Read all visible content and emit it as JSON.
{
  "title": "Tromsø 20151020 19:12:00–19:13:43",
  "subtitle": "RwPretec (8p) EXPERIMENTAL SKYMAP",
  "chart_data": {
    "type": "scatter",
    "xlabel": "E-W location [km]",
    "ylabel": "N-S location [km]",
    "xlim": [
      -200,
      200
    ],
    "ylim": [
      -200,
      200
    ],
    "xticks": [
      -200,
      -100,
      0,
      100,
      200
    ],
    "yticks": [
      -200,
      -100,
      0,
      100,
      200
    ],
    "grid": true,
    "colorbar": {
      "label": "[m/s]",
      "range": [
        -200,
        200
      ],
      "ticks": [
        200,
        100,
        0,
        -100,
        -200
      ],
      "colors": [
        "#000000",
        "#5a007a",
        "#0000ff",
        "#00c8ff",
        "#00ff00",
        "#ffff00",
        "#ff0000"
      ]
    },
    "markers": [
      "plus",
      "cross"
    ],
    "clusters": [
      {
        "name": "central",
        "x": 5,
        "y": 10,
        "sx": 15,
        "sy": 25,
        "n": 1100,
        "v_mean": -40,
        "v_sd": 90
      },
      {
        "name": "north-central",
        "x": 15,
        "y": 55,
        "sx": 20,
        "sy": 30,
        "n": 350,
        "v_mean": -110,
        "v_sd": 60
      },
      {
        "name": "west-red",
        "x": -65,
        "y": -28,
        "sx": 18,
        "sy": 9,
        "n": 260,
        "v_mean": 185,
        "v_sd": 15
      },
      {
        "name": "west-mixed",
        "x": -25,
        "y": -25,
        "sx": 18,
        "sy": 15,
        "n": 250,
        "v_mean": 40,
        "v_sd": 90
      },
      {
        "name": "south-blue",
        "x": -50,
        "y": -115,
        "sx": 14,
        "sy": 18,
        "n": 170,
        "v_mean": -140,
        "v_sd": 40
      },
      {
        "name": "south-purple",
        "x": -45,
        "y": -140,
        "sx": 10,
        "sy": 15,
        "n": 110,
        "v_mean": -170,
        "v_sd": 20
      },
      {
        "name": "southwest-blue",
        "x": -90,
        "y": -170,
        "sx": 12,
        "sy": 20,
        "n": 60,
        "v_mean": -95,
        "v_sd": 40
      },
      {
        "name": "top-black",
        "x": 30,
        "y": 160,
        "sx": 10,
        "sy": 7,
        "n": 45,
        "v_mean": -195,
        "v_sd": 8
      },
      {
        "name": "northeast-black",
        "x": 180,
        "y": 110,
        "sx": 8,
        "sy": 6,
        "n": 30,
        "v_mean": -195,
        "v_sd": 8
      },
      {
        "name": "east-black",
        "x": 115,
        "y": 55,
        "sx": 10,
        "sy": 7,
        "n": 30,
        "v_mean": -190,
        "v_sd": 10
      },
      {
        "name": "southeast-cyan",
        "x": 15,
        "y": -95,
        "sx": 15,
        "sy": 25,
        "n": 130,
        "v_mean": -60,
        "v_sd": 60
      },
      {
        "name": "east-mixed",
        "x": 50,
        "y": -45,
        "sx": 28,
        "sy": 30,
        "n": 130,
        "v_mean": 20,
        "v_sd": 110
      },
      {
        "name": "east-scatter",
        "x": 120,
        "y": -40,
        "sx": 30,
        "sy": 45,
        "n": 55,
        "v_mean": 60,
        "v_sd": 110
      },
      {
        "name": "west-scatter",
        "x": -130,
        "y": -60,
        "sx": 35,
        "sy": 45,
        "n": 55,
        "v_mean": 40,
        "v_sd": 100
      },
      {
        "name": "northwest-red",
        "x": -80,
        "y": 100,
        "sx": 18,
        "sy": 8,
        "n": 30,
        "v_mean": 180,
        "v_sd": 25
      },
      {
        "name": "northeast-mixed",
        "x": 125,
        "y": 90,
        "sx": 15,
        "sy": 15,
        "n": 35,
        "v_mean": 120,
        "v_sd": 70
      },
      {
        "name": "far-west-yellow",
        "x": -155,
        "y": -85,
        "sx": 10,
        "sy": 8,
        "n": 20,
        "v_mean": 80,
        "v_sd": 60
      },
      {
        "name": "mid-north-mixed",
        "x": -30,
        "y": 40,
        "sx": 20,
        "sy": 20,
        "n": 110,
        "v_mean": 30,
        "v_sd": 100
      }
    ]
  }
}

_ _ _ _ _

What to work on ▸ Where a line holds "location", copy it out.

The reply ▸
    "xlabel": "E-W location [km]",
    "ylabel": "N-S location [km]",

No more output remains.